REQUIREMENT. Gather all lines in the entries that include the word "niemal".

[Data records]
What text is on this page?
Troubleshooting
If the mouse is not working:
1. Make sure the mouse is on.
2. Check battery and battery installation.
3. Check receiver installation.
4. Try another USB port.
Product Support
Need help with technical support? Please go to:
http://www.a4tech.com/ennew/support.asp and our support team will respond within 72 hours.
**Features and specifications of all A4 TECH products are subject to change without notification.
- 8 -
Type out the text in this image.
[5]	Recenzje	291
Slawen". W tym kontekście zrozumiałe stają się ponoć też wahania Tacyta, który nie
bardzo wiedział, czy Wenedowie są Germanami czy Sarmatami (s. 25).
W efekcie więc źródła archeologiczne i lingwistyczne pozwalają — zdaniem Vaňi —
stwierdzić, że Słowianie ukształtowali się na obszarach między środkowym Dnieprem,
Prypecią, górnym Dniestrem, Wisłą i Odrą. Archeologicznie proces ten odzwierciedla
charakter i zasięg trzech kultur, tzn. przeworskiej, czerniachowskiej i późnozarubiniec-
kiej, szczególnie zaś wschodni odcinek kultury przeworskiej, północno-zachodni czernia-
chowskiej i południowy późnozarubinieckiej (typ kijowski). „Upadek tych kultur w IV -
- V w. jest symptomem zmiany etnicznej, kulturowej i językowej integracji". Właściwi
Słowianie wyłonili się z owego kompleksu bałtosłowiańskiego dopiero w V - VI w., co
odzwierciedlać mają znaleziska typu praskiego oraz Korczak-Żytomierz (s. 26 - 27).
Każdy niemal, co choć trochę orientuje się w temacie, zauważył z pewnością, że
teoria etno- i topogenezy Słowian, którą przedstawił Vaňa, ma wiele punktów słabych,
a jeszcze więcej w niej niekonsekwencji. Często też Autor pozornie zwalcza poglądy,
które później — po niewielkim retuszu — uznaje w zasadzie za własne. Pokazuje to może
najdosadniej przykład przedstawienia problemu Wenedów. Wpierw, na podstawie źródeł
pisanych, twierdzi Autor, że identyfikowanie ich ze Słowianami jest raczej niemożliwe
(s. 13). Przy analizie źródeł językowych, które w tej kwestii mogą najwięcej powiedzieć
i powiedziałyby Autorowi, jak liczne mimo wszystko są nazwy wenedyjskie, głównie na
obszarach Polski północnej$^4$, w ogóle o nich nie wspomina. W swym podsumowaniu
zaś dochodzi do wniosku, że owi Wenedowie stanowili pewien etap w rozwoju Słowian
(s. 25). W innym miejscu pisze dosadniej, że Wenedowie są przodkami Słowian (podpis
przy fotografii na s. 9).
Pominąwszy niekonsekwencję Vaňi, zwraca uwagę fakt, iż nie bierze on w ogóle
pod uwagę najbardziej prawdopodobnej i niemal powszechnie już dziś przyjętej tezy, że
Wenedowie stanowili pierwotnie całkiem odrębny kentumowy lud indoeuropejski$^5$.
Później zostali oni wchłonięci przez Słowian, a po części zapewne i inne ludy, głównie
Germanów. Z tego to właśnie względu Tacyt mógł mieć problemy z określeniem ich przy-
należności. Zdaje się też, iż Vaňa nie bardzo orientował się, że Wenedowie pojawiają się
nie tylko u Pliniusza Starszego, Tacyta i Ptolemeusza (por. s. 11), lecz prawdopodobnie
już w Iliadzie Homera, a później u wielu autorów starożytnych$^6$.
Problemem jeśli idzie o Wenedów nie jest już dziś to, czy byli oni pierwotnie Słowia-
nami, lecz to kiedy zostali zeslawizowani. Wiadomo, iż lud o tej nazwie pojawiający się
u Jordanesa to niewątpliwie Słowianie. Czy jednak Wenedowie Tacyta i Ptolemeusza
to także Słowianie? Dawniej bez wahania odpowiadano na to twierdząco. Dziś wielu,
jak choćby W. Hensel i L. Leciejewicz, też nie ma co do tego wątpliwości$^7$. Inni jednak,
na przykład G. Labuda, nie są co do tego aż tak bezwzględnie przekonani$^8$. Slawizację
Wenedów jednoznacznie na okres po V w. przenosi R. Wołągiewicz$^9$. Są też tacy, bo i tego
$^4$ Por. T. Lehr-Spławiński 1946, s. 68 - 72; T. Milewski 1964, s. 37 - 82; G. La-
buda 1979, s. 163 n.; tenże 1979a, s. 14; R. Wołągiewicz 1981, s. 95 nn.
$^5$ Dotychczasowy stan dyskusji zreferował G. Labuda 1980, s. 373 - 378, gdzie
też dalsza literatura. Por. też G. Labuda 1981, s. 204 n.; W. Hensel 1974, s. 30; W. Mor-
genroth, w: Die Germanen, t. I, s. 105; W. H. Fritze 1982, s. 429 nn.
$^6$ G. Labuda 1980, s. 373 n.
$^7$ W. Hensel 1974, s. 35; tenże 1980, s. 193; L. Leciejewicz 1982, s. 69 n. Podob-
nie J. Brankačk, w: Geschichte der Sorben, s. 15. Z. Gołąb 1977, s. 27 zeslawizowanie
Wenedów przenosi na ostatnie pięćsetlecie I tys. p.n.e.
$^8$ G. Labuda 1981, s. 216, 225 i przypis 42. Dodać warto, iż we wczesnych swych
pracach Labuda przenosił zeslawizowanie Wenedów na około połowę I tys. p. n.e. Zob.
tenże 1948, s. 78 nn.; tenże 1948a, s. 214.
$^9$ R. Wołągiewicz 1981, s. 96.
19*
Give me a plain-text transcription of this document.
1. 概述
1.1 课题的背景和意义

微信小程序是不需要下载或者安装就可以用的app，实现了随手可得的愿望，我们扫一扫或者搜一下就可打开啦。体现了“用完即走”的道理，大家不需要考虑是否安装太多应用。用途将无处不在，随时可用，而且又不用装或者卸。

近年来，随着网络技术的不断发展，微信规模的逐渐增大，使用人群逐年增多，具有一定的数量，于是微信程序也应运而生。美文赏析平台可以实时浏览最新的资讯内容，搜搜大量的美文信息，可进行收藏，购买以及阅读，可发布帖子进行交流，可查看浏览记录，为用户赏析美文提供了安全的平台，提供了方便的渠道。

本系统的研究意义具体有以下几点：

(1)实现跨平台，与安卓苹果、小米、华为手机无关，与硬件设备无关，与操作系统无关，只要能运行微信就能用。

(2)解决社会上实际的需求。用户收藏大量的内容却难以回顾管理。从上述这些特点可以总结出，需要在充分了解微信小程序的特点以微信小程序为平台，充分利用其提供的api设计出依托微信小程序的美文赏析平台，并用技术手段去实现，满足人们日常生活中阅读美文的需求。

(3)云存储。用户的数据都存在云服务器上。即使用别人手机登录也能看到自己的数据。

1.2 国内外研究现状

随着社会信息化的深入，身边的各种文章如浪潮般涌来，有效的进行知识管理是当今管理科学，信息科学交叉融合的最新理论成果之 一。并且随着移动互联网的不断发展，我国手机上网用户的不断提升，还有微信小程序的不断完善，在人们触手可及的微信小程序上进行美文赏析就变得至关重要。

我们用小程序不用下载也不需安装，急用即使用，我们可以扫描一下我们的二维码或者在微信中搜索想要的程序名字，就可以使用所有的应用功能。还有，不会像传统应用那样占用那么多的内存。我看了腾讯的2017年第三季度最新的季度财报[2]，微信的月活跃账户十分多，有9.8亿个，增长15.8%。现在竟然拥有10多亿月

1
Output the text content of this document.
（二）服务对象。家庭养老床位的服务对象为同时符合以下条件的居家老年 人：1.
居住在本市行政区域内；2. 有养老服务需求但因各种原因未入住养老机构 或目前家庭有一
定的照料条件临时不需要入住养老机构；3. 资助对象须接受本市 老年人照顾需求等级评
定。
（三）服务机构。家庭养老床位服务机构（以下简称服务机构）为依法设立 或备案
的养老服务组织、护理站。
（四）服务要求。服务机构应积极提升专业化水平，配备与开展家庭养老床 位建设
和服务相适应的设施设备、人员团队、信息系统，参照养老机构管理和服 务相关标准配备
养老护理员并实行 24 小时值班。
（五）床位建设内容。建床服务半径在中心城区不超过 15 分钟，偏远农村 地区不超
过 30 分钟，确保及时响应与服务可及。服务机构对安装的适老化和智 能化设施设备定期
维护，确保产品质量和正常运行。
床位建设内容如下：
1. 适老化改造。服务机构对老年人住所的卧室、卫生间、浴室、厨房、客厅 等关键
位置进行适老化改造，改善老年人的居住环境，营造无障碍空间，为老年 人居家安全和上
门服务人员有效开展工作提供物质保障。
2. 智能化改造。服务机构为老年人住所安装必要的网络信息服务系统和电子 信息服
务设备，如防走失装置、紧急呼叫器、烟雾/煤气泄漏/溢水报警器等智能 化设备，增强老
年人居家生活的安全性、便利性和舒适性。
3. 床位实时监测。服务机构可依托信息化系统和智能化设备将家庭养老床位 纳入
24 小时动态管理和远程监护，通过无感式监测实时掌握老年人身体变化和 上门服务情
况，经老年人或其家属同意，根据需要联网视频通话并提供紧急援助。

WRITTEN RESPONSE.
Każdy niemal, co choć trochę orientuje się w temacie, zauważył z pewnością, że
pod uwagę najbardziej prawdopodobnej i niemal powszechnie już dziś przyjętej tezy, że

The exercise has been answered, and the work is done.